**Problem description**
Check each line for the word "verified" and give how many have it. Say nothing else.

Source data:

□ □ □ □ □ □ □

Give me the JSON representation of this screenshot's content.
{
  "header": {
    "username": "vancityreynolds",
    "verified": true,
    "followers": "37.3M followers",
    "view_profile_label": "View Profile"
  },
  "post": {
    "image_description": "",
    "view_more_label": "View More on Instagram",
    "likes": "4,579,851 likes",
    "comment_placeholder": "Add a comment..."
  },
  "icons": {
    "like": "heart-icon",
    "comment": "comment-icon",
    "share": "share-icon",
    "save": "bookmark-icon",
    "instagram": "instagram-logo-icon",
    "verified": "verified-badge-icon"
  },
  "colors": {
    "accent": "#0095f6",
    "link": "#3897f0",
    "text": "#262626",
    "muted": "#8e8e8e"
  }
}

□ □ □ □ □ □ □

**The output**
2